Figure record listings
——————————
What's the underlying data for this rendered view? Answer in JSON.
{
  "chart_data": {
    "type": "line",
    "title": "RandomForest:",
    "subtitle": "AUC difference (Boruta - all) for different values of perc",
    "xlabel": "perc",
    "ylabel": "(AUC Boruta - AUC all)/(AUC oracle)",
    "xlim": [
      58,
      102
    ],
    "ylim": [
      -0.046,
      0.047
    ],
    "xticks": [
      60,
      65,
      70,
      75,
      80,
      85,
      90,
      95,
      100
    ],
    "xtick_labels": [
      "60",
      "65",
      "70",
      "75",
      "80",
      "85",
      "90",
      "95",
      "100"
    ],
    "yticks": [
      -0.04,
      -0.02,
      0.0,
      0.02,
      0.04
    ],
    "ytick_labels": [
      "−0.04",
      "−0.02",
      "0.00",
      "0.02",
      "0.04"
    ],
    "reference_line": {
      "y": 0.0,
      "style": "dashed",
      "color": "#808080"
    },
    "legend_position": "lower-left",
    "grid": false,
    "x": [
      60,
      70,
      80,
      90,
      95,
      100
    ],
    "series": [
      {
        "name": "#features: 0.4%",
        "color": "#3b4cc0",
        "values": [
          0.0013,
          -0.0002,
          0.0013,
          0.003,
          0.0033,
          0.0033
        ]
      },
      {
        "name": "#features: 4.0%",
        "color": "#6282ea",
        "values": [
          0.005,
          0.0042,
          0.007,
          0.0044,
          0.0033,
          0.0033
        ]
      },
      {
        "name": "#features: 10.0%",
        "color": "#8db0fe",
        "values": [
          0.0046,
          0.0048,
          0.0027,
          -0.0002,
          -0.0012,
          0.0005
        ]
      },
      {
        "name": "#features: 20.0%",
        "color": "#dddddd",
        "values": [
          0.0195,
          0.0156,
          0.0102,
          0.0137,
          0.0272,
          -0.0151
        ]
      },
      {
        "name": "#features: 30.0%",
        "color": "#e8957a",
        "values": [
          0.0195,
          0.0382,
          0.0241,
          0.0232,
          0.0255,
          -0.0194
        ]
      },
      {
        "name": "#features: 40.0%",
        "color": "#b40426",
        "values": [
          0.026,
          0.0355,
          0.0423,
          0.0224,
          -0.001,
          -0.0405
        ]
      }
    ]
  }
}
——————————
WRITTEN EXERCISE:
Extract each line holding the string "color".

REPLY:
      "color": "#808080"
        "color": "#3b4cc0",
        "color": "#6282ea",
        "color": "#8db0fe",
        "color": "#dddddd",
        "color": "#e8957a",
        "color": "#b40426",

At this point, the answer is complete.